**Written request:**
Restate the records below word for word, and omit the images they hold.

(Dataset items)
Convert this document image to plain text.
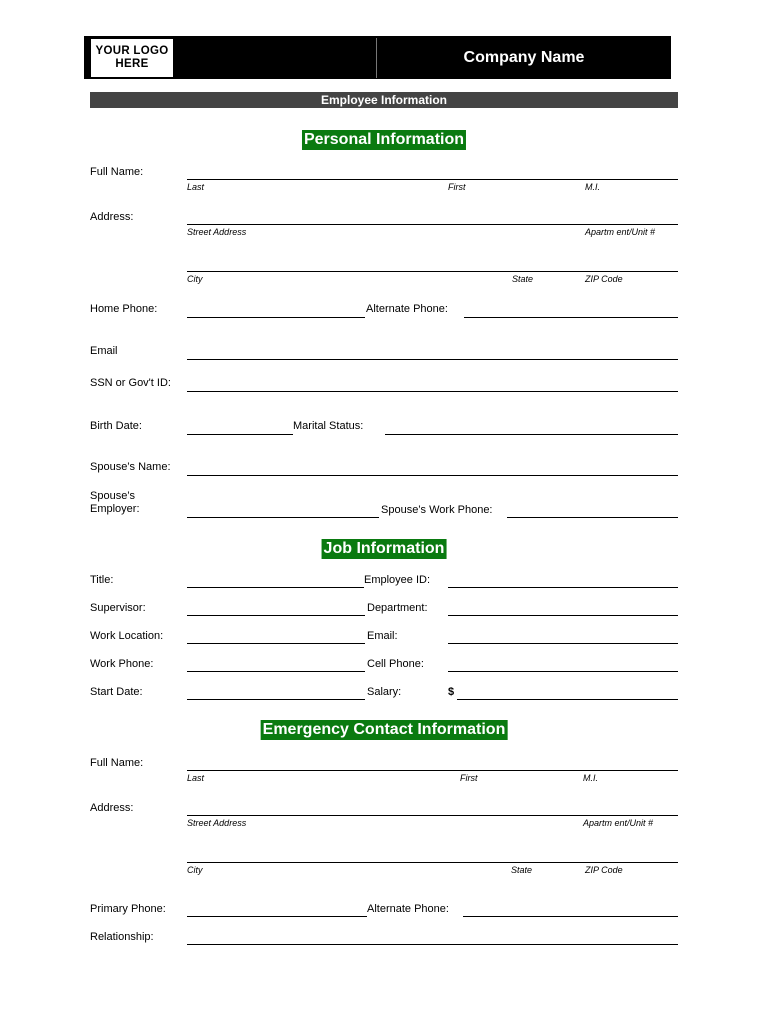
YOUR LOGO
HERE	Company Name
Employee Information
Personal Information
Full Name:
Last	First	M.I.
Address:
Street Address	Apartm ent/Unit #
City	State	ZIP Code
Home Phone:	Alternate Phone:
Email
SSN or Gov't ID:
Birth Date:	Marital Status:
Spouse’s Name:
Spouse’s Employer:	Spouse’s Work Phone:
Job Information
Title:	Employee ID:
Supervisor:	Department:
Work Location:	Email:
Work Phone:	Cell Phone:
Start Date:	Salary:	$
Emergency Contact Information
Full Name:
Last	First	M.I.
Address:
Street Address	Apartm ent/Unit #
City	State	ZIP Code
Primary Phone:	Alternate Phone:
Relationship:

**Finished exercise:**
Convert this document image to plain text.
YOUR LOGO
HERE	Company Name
Employee Information
Personal Information
Full Name:
Last	First	M.I.
Address:
Street Address	Apartm ent/Unit #
City	State	ZIP Code
Home Phone:	Alternate Phone:
Email
SSN or Gov't ID:
Birth Date:	Marital Status:
Spouse’s Name:
Spouse’s Employer:	Spouse’s Work Phone:
Job Information
Title:	Employee ID:
Supervisor:	Department:
Work Location:	Email:
Work Phone:	Cell Phone:
Start Date:	Salary:	$
Emergency Contact Information
Full Name:
Last	First	M.I.
Address:
Street Address	Apartm ent/Unit #
City	State	ZIP Code
Primary Phone:	Alternate Phone:
Relationship:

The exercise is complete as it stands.